* Fragment strony:
Data: 2005-06-13 21:02:38
Temat: Re: chrzest 2
Od: "Agnieszka" <a...@z...net>
Pokaż wszystkie nagłówki
Użytkownik "Adam Moczulski" <a...@d...pl> napisał w
wiadomości news:d8krj8$7oj$1@nemesis.news.tpi.pl...
> Agnieszka napisał(a):
> >>
> >>>>>Teza, że może istnieć wiele interpretacji dzieła jest
karkołomna?
> >>>
> >>>To
> >>>
> >>>
> >>>>>ja jakieś dziwne szkoły kończyłam. A podobno niezłe były.
> >>>>
> >>>>Uczyli że 2+2=dowolnie ?
> >>>
> >>>
> >>>Noooo.... uczyli, że niekoniecznie musi równać się 4. Ciebie nie
> >>>uczyli?
> >>
> >>Dopiero gdzieś na studiach.
> >
> >
> > Znaczy takie złe te moje szkoły nie były. Bo ja się jednak w
szkole
> > tego dowiedziałam. Ba, dowiedziałam się nawet, że trójkąt nie musi
> > mieć sumy kątów równej 180 stopni. I paru innych rzeczy też się
> > dowiedziałam.
>
> Gratuluję. Co prawda program szkoły jest deczko inny, ale na słowo
> uwierzyć muszę.
Nie wiem jak potwornym odkryciem to będzie dla Ciebie, ale wyobraź
sobie, że bywają (no w każdym razie kiedyś bywali) nauczyciele, którym
się włos nie jeży na samą myśl o tym, że mogliby przekazać młodzieży
coś ponad to, co jest bezwzględnie wymagane programem. Zwłaszcza,
jeżeli ta młodzież się zainteresuje i zapyta. Nie tylko szkoły miałam
wyjątkowe, ale i skład klas i nauczycieli specjalnie dobieranych?
Muszę sobie przypomnieć, może ja na Marsie te szkoły kończyłam. Albo
na Wenus...

* Cele zadań:
**a.** Powtórz dosłownie z wpisu o szkołach odcinek od „Nie wiem jak” aż do „nauczycieli specjalnie dobieranych?”.
**b.** Jakiej sumy kątów, według wpisu o szkołach, trójkąt nie musi mieć?
**c.** Poprowadź dalej wpis o szkołach od miejsca, w którym się kończy.

* Segment danych:
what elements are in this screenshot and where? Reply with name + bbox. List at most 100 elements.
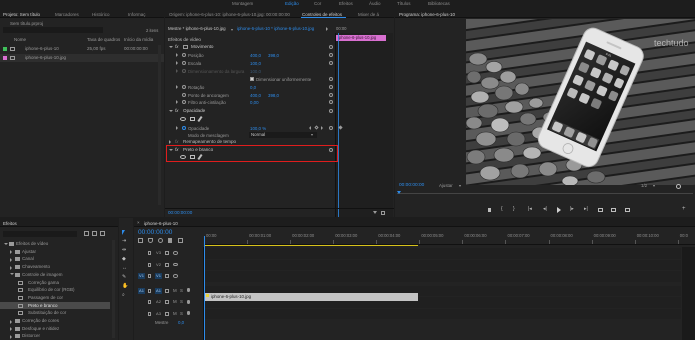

* Rozwiązane zadania:
**a.**
Nie wiem jak potwornym odkryciem to będzie dla Ciebie, ale wyobraź
sobie, że bywają (no w każdym razie kiedyś bywali) nauczyciele, którym
się włos nie jeży na samą myśl o tym, że mogliby przekazać młodzieży
coś ponad to, co jest bezwzględnie wymagane programem. Zwłaszcza,
jeżeli ta młodzież się zainteresuje i zapyta. Nie tylko szkoły miałam
wyjątkowe, ale i skład klas i nauczycieli specjalnie dobieranych?

**b.** Sumy kątów równej 180 stopni.

**c.**
>
> >>I myślę że Ciebie też najpierw długo uczyli
> >>regułek, w tym i regułek interpretacji literatury. I dopiero gdy
się
> >>przekonali że dobrze je opanowałaś to pozwolili interpretować po
> >
> > swojemu.
> >
> > Regułek to uczyli faktycznie, na matematyce głównie. Ale wcale nie
tak
> > długo. Pojętna byłam.
> > Za to regułek "co autor miał na myśli" nigdy nie musiałam wkuwać.
> > Miałam dziwne nauczycielki od polskiego widocznie, bo one stawiały
na
> > inteligencję i samodzielność myślenia u nas.
>
> Fajnie. I w związku z tym masz niepowtarzalną szansę wykazania na
> przykładach jakie to, nieosiągalne dla uczniów zwyczajnych szkół,
> osiągnięto rezultaty.
Nie wiem dlaczego nieosiągalne i nadal nie mogę sobie przypomnieć
jakie to niezwykłe (poza tym, że po prostu niezłe) szkoły kończyłam. I
nie wiem też jakąż to szansę zaprzepaszczam, ale na pewno mnie zaraz
uświadomisz.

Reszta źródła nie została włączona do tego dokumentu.